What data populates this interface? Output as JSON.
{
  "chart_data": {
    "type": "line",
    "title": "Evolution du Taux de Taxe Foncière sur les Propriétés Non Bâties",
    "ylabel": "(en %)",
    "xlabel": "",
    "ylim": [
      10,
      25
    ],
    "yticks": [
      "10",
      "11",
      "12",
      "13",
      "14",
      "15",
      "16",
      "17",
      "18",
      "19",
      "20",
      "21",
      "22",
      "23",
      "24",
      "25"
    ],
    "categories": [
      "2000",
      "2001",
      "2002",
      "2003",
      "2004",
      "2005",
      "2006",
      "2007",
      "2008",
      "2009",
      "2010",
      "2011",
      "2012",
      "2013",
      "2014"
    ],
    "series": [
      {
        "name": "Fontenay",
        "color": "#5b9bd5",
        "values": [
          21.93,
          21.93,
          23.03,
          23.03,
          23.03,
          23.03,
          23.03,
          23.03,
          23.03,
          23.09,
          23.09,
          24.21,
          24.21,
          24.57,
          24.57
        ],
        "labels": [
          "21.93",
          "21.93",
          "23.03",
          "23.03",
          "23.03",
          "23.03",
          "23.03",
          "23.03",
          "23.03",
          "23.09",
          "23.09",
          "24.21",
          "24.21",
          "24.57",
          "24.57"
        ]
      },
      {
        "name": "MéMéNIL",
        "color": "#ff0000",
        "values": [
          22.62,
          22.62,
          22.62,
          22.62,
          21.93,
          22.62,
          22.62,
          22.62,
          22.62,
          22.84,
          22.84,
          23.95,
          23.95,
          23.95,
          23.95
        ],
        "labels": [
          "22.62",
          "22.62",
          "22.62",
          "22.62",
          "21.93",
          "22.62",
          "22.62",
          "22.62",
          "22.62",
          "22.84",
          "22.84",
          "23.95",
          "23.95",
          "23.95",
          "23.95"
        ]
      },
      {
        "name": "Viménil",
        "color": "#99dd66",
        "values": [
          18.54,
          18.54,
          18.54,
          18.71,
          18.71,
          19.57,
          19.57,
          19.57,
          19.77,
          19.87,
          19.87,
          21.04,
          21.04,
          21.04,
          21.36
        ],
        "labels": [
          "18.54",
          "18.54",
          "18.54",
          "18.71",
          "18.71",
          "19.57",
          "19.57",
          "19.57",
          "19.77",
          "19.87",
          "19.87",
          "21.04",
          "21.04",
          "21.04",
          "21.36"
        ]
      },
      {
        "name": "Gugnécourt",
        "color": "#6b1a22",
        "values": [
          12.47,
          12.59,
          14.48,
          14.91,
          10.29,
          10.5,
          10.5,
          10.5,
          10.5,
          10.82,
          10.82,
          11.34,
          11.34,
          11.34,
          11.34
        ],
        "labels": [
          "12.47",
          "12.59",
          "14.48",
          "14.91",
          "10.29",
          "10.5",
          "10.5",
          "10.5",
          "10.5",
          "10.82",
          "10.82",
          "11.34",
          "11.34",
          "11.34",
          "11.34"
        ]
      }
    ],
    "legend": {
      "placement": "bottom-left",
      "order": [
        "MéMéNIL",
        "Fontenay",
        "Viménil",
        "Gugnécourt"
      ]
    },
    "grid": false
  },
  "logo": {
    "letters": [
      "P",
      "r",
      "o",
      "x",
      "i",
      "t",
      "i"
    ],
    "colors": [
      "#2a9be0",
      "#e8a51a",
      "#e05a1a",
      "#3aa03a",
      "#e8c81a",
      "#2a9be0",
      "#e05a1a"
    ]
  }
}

§ **WHAT THE TASK REQUIRES**:
Your task is to retype all of the records exactly.

§ **RESPONSE BELOW**:
What data populates this interface? Output as JSON.
{
  "chart_data": {
    "type": "line",
    "title": "Evolution du Taux de Taxe Foncière sur les Propriétés Non Bâties",
    "ylabel": "(en %)",
    "xlabel": "",
    "ylim": [
      10,
      25
    ],
    "yticks": [
      "10",
      "11",
      "12",
      "13",
      "14",
      "15",
      "16",
      "17",
      "18",
      "19",
      "20",
      "21",
      "22",
      "23",
      "24",
      "25"
    ],
    "categories": [
      "2000",
      "2001",
      "2002",
      "2003",
      "2004",
      "2005",
      "2006",
      "2007",
      "2008",
      "2009",
      "2010",
      "2011",
      "2012",
      "2013",
      "2014"
    ],
    "series": [
      {
        "name": "Fontenay",
        "color": "#5b9bd5",
        "values": [
          21.93,
          21.93,
          23.03,
          23.03,
          23.03,
          23.03,
          23.03,
          23.03,
          23.03,
          23.09,
          23.09,
          24.21,
          24.21,
          24.57,
          24.57
        ],
        "labels": [
          "21.93",
          "21.93",
          "23.03",
          "23.03",
          "23.03",
          "23.03",
          "23.03",
          "23.03",
          "23.03",
          "23.09",
          "23.09",
          "24.21",
          "24.21",
          "24.57",
          "24.57"
        ]
      },
      {
        "name": "MéMéNIL",
        "color": "#ff0000",
        "values": [
          22.62,
          22.62,
          22.62,
          22.62,
          21.93,
          22.62,
          22.62,
          22.62,
          22.62,
          22.84,
          22.84,
          23.95,
          23.95,
          23.95,
          23.95
        ],
        "labels": [
          "22.62",
          "22.62",
          "22.62",
          "22.62",
          "21.93",
          "22.62",
          "22.62",
          "22.62",
          "22.62",
          "22.84",
          "22.84",
          "23.95",
          "23.95",
          "23.95",
          "23.95"
        ]
      },
      {
        "name": "Viménil",
        "color": "#99dd66",
        "values": [
          18.54,
          18.54,
          18.54,
          18.71,
          18.71,
          19.57,
          19.57,
          19.57,
          19.77,
          19.87,
          19.87,
          21.04,
          21.04,
          21.04,
          21.36
        ],
        "labels": [
          "18.54",
          "18.54",
          "18.54",
          "18.71",
          "18.71",
          "19.57",
          "19.57",
          "19.57",
          "19.77",
          "19.87",
          "19.87",
          "21.04",
          "21.04",
          "21.04",
          "21.36"
        ]
      },
      {
        "name": "Gugnécourt",
        "color": "#6b1a22",
        "values": [
          12.47,
          12.59,
          14.48,
          14.91,
          10.29,
          10.5,
          10.5,
          10.5,
          10.5,
          10.82,
          10.82,
          11.34,
          11.34,
          11.34,
          11.34
        ],
        "labels": [
          "12.47",
          "12.59",
          "14.48",
          "14.91",
          "10.29",
          "10.5",
          "10.5",
          "10.5",
          "10.5",
          "10.82",
          "10.82",
          "11.34",
          "11.34",
          "11.34",
          "11.34"
        ]
      }
    ],
    "legend": {
      "placement": "bottom-left",
      "order": [
        "MéMéNIL",
        "Fontenay",
        "Viménil",
        "Gugnécourt"
      ]
    },
    "grid": false
  },
  "logo": {
    "letters": [
      "P",
      "r",
      "o",
      "x",
      "i",
      "t",
      "i"
    ],
    "colors": [
      "#2a9be0",
      "#e8a51a",
      "#e05a1a",
      "#3aa03a",
      "#e8c81a",
      "#2a9be0",
      "#e05a1a"
    ]
  }
}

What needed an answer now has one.